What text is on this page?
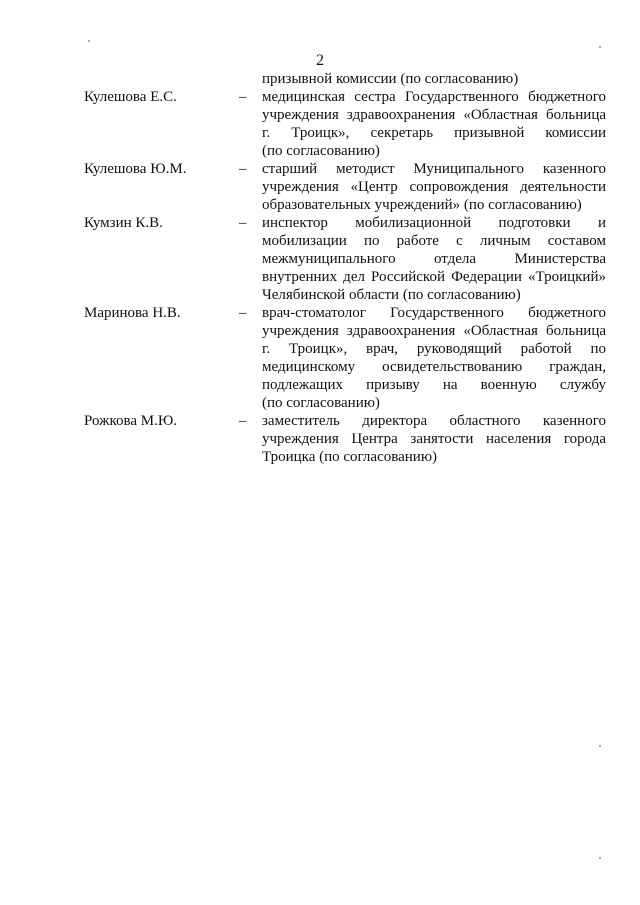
2
призывной комиссии (по согласованию)
Кулешова Е.С.	– медицинская сестра Государственного бюджетного
учреждения здравоохранения «Областная больница
г. Троицк», секретарь призывной комиссии
(по согласованию)
Кулешова Ю.М.	– старший методист Муниципального казенного
учреждения «Центр сопровождения деятельности
образовательных учреждений» (по согласованию)
Кумзин К.В.	– инспектор мобилизационной подготовки и
мобилизации по работе с личным составом
межмуниципального отдела Министерства
внутренних дел Российской Федерации «Троицкий»
Челябинской области (по согласованию)
Маринова Н.В.	– врач-стоматолог Государственного бюджетного
учреждения здравоохранения «Областная больница
г. Троицк», врач, руководящий работой по
медицинскому освидетельствованию граждан,
подлежащих призыву на военную службу
(по согласованию)
Рожкова М.Ю.	– заместитель директора областного казенного
учреждения Центра занятости населения города
Троицка (по согласованию)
+-------+
§ **WHAT THE EXERCISE ASKS**
Write out the whole listing again, exactly, with no pictures.

§ **SOLUTION TO THE PROBLEM**
What text is on this page?
2
призывной комиссии (по согласованию)
Кулешова Е.С.	– медицинская сестра Государственного бюджетного
учреждения здравоохранения «Областная больница
г. Троицк», секретарь призывной комиссии
(по согласованию)
Кулешова Ю.М.	– старший методист Муниципального казенного
учреждения «Центр сопровождения деятельности
образовательных учреждений» (по согласованию)
Кумзин К.В.	– инспектор мобилизационной подготовки и
мобилизации по работе с личным составом
межмуниципального отдела Министерства
внутренних дел Российской Федерации «Троицкий»
Челябинской области (по согласованию)
Маринова Н.В.	– врач-стоматолог Государственного бюджетного
учреждения здравоохранения «Областная больница
г. Троицк», врач, руководящий работой по
медицинскому освидетельствованию граждан,
подлежащих призыву на военную службу
(по согласованию)
Рожкова М.Ю.	– заместитель директора областного казенного
учреждения Центра занятости населения города
Троицка (по согласованию)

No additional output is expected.